[start]
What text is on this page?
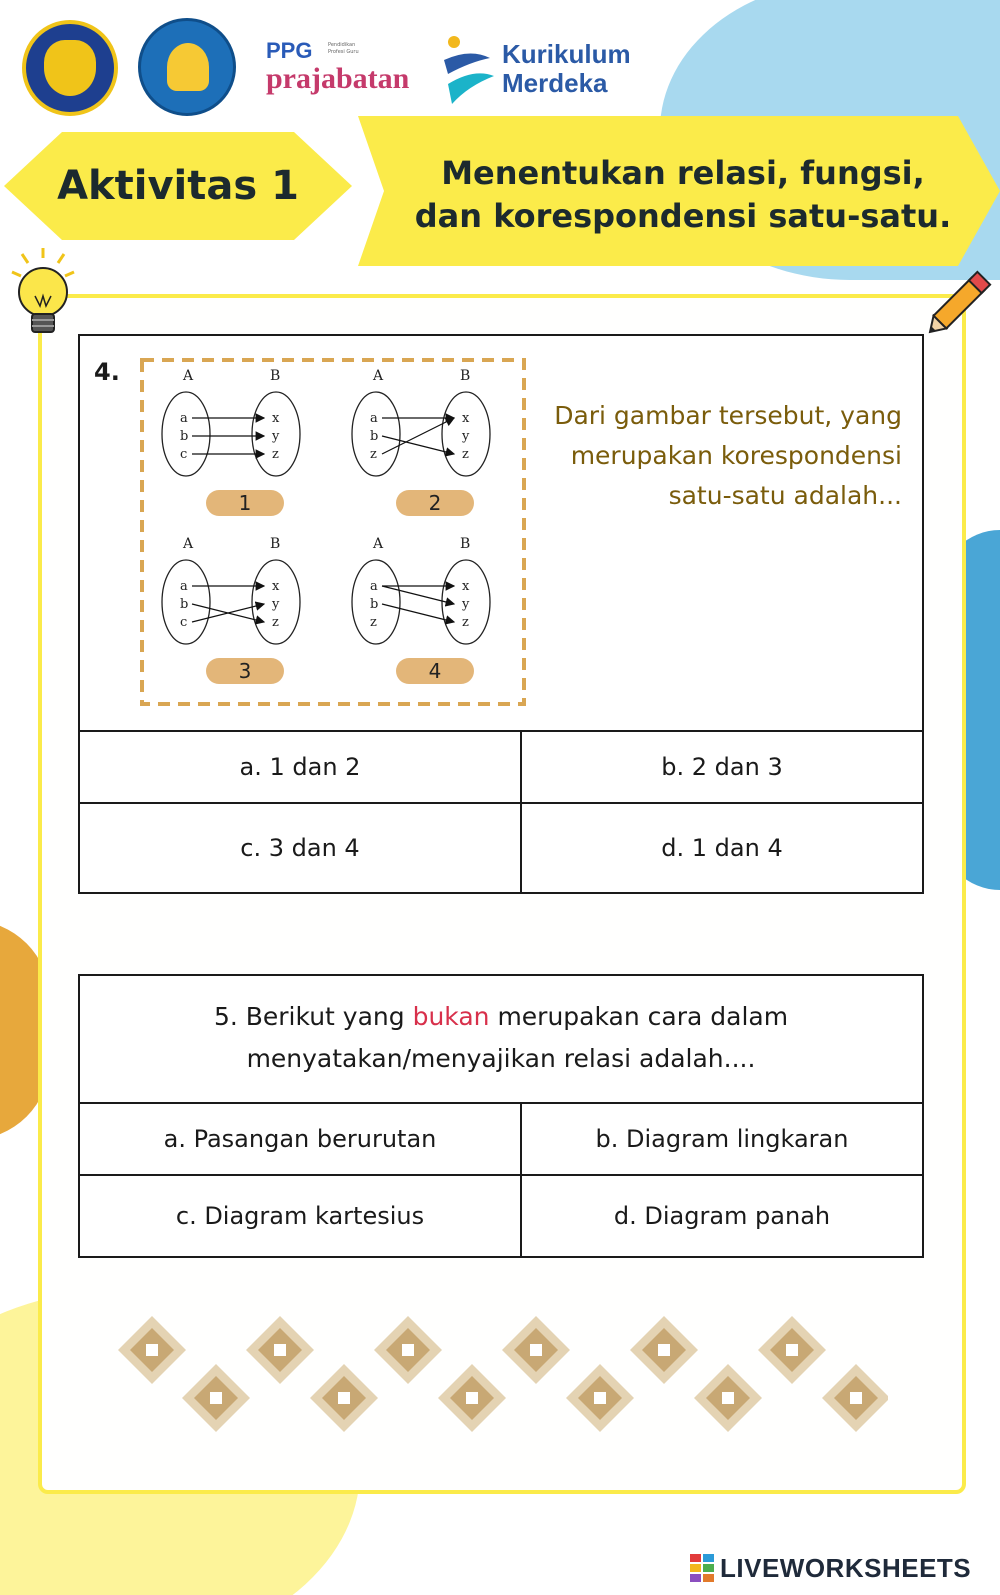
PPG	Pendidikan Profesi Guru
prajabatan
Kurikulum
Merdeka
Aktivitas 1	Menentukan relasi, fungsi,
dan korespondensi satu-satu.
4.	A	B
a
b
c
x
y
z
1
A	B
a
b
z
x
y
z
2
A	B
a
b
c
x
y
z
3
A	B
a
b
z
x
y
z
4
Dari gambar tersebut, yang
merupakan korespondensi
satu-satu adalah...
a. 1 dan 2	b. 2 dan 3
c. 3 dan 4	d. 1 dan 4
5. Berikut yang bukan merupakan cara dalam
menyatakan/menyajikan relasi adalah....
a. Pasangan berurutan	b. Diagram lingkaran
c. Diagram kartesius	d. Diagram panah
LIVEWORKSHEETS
[end]
| Stated problem |
The entries above are to be returned exactly, without their pictures.

| Task solution |
What text is on this page?
PPG	Pendidikan Profesi Guru
prajabatan
Kurikulum
Merdeka
Aktivitas 1	Menentukan relasi, fungsi,
dan korespondensi satu-satu.
4.	A	B
a
b
c
x
y
z
1
A	B
a
b
z
x
y
z
2
A	B
a
b
c
x
y
z
3
A	B
a
b
z
x
y
z
4
Dari gambar tersebut, yang
merupakan korespondensi
satu-satu adalah...
a. 1 dan 2	b. 2 dan 3
c. 3 dan 4	d. 1 dan 4
5. Berikut yang bukan merupakan cara dalam
menyatakan/menyajikan relasi adalah....
a. Pasangan berurutan	b. Diagram lingkaran
c. Diagram kartesius	d. Diagram panah
LIVEWORKSHEETS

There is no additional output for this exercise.